§ **EXERCISE GOAL**: Please pull out every line in the records below that contains the string "默认配置" and copy each one in full. Treat the match as case-sensitive.

** Start of ENTRIES PROVIDED **

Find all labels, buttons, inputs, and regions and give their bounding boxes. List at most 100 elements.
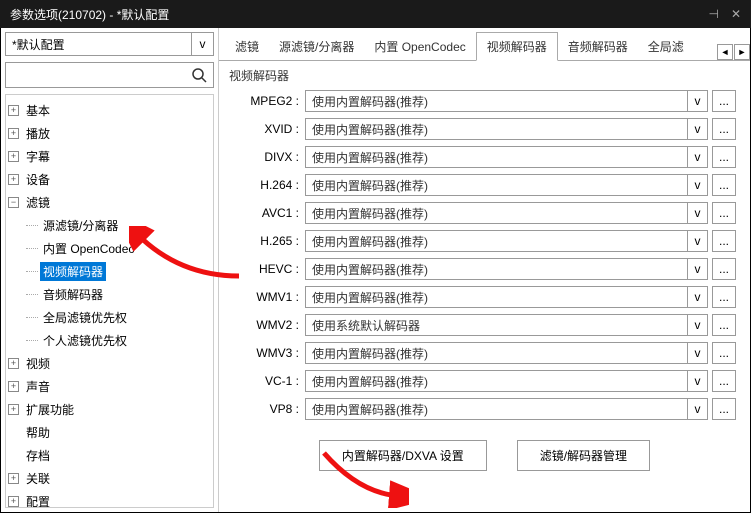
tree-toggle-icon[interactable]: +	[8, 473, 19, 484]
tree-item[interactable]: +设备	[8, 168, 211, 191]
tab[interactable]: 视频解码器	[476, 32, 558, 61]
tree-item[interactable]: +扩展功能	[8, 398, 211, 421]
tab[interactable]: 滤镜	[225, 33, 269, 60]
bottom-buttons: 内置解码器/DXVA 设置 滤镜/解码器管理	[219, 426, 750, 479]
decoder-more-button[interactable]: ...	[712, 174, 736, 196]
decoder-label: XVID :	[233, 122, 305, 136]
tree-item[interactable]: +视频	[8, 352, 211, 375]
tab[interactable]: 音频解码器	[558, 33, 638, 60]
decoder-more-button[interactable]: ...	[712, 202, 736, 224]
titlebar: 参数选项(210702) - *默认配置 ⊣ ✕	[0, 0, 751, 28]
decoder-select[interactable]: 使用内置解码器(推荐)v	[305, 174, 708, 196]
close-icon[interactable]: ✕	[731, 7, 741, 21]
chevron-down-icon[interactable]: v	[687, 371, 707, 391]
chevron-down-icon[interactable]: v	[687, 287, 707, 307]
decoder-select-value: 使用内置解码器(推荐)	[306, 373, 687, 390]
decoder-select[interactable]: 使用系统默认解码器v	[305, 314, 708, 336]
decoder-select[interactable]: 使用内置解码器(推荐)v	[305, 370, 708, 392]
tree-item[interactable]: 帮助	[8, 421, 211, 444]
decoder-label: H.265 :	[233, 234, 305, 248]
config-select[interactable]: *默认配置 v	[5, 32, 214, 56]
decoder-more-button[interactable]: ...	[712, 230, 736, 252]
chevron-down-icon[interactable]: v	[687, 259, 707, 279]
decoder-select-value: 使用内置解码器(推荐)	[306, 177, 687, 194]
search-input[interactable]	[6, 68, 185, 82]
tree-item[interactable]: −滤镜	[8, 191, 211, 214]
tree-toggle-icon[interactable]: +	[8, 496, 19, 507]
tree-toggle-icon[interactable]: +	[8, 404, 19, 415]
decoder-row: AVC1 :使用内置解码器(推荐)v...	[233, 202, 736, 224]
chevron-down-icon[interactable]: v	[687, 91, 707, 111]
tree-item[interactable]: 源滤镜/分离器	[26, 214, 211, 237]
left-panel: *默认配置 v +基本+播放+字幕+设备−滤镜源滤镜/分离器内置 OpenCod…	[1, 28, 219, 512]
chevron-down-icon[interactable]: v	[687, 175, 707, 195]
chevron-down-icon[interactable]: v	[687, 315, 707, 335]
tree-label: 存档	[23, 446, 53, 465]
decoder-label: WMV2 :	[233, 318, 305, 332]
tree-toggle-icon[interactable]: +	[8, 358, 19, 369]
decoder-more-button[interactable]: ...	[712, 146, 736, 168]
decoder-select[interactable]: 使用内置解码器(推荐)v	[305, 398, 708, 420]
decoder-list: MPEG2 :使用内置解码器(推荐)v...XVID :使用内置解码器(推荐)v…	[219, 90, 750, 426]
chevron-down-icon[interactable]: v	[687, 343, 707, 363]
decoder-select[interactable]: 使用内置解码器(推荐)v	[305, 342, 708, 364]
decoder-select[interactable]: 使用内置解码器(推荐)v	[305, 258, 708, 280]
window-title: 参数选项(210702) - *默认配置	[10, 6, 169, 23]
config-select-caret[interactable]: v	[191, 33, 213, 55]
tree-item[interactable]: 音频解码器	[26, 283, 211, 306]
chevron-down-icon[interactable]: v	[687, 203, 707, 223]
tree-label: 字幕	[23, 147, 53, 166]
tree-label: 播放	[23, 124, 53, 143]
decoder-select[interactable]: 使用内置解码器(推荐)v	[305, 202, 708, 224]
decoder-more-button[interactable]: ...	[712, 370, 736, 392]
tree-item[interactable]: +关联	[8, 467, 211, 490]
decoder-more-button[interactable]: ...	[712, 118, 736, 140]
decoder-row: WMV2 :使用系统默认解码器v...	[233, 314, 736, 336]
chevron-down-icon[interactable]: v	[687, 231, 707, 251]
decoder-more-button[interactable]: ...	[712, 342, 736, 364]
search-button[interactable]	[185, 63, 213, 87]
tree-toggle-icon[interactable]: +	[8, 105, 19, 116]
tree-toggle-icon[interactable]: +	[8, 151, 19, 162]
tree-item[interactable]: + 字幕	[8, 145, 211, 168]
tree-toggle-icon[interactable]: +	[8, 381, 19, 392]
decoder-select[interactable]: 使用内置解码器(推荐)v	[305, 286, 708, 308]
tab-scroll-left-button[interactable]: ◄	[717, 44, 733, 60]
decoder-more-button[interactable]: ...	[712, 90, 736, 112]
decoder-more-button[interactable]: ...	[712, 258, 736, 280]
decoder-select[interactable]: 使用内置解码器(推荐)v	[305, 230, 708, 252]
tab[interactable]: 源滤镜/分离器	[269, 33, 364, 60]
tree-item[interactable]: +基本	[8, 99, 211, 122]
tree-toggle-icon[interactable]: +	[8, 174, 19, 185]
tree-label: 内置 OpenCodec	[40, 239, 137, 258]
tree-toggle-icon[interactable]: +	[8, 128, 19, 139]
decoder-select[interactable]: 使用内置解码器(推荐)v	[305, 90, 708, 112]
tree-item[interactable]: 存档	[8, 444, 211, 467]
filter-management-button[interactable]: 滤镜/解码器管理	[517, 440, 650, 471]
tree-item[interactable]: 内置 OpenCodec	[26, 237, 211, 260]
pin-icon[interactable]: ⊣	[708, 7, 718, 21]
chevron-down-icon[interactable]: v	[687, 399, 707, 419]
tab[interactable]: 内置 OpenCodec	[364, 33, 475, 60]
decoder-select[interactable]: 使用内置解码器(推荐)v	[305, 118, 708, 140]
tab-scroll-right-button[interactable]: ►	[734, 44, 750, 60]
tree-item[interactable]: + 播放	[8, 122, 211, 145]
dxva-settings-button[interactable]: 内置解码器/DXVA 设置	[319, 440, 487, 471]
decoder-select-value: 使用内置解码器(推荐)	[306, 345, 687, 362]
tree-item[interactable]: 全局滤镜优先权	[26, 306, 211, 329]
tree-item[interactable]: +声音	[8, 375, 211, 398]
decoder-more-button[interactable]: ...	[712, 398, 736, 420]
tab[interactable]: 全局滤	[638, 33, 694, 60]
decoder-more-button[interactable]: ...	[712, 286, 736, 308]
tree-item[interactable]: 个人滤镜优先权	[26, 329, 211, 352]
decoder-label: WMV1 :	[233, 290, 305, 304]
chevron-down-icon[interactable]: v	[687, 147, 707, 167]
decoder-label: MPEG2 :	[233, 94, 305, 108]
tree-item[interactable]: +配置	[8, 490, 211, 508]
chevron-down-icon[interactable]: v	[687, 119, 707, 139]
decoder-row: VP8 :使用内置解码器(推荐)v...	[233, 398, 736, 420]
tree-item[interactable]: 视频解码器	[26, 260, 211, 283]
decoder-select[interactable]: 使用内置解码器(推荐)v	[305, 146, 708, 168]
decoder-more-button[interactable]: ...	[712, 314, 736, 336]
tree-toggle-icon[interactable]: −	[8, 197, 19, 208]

** End of ENTRIES PROVIDED **

§ **IN RESPONSE**:
titlebar: 参数选项(210702) - *默认配置 ⊣ ✕	[0, 0, 751, 28]
config-select[interactable]: *默认配置 v	[5, 32, 214, 56]
left-panel: *默认配置 v +基本+播放+字幕+设备−滤镜源滤镜/分离器内置 OpenCod…	[1, 28, 219, 512]
window-title: 参数选项(210702) - *默认配置	[10, 6, 169, 23]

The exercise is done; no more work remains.